** start Data for processing **

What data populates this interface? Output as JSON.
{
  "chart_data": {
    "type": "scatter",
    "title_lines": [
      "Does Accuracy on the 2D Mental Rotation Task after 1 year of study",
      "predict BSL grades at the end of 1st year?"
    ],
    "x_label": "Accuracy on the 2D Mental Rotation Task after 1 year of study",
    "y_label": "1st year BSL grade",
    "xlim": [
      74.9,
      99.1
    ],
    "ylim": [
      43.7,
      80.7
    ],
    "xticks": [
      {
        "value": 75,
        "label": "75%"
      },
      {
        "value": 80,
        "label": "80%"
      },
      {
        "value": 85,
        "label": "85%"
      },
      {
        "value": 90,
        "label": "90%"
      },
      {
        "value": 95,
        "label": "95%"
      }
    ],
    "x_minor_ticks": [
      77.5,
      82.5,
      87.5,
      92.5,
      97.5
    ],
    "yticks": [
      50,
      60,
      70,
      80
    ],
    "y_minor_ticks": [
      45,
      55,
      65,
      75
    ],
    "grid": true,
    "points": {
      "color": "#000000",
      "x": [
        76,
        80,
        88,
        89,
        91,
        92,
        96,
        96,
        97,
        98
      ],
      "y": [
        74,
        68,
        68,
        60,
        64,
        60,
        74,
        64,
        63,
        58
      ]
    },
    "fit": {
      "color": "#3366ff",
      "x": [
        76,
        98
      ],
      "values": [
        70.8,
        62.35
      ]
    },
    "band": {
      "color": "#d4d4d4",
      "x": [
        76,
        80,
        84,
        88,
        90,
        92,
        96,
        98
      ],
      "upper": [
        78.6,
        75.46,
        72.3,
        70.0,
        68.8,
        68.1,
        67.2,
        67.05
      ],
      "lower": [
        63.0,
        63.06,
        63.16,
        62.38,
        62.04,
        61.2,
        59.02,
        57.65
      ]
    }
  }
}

** end Data for processing **

Your task
Count every line in the entries above where the word "Rotation" appears; respond with the number alone.

Finished task
2